Search the listing below for the word "trained" and copy each line that holds it.

[begin GIVEN RECORDS]

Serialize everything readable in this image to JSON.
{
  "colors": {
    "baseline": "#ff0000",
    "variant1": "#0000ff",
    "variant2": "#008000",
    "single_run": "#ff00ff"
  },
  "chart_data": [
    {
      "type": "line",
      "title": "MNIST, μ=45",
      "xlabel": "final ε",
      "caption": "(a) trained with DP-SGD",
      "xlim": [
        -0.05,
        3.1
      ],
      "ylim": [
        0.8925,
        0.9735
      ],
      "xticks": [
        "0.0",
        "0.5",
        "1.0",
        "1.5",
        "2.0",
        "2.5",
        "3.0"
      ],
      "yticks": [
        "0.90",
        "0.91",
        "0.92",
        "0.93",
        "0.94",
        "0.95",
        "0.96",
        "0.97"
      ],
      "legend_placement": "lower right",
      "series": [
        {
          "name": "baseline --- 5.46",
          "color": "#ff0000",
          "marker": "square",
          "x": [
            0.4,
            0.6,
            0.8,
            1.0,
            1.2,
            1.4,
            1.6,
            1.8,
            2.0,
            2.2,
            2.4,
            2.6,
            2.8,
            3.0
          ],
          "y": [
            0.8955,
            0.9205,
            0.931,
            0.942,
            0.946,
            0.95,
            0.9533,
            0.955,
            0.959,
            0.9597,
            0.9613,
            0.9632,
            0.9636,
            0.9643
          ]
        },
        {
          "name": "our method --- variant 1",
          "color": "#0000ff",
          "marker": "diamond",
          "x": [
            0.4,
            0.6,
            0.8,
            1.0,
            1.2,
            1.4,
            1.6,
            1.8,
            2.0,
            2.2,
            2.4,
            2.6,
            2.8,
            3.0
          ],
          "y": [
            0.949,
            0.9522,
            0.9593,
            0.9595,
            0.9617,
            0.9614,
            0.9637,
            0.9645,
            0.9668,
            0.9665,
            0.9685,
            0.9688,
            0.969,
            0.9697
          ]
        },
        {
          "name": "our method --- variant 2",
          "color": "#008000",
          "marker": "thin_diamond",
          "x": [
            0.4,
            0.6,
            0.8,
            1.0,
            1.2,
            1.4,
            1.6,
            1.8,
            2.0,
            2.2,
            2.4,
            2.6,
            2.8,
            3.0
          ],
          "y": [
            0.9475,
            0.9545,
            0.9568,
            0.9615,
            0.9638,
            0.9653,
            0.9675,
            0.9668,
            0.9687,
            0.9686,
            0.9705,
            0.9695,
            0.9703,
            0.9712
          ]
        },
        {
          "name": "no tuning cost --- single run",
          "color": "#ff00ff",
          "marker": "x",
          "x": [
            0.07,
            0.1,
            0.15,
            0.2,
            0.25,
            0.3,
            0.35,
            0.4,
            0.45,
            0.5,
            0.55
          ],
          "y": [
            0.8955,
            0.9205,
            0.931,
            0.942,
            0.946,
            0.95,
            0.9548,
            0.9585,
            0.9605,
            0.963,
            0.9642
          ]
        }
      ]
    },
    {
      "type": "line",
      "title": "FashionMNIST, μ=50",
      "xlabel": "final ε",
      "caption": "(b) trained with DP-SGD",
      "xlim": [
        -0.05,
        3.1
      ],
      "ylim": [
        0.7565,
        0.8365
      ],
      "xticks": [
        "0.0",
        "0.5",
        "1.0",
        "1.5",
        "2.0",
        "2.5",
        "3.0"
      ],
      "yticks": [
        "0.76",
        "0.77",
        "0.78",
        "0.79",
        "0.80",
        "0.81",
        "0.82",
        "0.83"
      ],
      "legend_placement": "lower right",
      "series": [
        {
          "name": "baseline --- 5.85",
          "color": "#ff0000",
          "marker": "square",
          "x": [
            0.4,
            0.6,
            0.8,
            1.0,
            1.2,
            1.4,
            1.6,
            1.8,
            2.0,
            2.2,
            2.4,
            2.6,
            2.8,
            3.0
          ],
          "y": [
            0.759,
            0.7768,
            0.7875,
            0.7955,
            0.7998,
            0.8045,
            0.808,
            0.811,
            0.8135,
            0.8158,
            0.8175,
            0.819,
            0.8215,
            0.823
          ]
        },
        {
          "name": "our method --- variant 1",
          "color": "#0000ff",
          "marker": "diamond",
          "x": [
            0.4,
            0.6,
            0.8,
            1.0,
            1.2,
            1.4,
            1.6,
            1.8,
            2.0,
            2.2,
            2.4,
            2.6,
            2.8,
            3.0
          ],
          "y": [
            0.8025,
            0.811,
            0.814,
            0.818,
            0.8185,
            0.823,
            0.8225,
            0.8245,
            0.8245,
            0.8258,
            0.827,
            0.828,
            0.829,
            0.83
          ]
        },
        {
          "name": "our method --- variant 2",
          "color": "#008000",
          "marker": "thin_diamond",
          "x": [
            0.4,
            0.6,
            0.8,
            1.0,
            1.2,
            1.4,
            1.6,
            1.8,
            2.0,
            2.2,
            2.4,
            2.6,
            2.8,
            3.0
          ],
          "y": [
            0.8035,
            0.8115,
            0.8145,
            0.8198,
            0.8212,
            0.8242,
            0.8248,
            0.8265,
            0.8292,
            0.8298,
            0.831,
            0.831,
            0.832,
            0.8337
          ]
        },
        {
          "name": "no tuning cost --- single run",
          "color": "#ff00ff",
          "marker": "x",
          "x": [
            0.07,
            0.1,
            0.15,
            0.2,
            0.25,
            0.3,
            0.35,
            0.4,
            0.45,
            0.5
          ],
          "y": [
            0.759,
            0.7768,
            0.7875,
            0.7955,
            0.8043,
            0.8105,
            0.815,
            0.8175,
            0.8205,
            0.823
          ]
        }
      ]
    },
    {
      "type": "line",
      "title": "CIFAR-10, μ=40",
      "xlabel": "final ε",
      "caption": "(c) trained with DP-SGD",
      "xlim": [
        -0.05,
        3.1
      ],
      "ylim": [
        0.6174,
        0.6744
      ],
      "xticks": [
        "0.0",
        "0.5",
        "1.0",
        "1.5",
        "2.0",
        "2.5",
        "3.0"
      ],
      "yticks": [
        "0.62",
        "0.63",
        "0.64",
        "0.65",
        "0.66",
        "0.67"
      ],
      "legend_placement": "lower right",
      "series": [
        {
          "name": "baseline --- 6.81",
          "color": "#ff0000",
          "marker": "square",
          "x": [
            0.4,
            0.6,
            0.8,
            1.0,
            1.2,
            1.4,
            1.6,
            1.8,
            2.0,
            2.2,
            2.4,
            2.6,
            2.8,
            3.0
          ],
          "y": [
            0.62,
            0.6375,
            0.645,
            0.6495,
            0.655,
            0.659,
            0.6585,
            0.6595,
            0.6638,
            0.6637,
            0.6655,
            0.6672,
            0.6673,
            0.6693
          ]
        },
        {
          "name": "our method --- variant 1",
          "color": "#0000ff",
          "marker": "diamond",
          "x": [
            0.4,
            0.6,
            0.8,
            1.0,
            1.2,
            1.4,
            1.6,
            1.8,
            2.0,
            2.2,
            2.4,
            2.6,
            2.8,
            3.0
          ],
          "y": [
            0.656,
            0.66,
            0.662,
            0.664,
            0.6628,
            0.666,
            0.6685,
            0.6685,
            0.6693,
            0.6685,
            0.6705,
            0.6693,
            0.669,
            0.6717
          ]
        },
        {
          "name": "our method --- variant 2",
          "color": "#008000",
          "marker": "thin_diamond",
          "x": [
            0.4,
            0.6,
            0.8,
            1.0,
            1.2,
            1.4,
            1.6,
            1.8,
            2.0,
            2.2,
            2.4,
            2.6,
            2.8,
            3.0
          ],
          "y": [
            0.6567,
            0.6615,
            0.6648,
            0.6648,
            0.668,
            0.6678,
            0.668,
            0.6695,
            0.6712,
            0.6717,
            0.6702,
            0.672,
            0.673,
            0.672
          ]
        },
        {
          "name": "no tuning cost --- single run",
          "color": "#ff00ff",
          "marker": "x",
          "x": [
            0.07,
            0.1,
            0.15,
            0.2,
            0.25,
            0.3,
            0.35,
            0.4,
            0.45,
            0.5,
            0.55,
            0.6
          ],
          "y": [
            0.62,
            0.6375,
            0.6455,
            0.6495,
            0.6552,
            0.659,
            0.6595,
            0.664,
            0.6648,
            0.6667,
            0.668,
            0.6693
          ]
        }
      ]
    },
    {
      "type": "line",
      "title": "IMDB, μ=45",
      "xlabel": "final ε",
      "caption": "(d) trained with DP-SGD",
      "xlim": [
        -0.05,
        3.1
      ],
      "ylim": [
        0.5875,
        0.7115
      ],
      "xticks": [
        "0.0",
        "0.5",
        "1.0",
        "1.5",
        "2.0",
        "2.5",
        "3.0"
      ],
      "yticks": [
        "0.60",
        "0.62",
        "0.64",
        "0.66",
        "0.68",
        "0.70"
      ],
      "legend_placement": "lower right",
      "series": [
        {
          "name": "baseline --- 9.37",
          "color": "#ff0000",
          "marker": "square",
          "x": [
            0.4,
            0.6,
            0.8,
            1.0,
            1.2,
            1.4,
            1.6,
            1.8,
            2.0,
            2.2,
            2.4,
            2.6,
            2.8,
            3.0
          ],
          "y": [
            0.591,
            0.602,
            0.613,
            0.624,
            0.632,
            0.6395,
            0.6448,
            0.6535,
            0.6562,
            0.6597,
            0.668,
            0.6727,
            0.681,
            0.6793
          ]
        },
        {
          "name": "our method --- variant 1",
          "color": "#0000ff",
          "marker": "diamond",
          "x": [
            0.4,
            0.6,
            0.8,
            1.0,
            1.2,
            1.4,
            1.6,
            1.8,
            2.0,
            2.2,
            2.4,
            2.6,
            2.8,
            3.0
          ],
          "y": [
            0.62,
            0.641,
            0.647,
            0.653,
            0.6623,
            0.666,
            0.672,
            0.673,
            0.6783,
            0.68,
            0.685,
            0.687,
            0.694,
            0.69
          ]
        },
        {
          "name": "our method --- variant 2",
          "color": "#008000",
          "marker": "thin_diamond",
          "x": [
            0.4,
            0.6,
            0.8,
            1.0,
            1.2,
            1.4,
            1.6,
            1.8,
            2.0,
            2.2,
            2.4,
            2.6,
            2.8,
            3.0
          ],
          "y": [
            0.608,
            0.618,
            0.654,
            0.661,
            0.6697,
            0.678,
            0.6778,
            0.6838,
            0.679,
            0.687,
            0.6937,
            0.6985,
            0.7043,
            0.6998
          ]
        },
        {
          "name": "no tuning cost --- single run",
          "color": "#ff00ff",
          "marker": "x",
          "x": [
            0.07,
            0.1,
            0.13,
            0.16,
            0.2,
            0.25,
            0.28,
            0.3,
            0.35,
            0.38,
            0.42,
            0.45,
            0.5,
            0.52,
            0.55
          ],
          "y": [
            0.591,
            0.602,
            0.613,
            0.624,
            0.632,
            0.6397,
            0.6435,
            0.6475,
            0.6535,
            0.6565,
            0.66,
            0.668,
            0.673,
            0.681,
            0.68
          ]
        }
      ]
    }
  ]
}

[end GIVEN RECORDS]

**ANSWER TO THE TASK**
      "caption": "(a) trained with DP-SGD",
      "caption": "(b) trained with DP-SGD",
      "caption": "(c) trained with DP-SGD",
      "caption": "(d) trained with DP-SGD",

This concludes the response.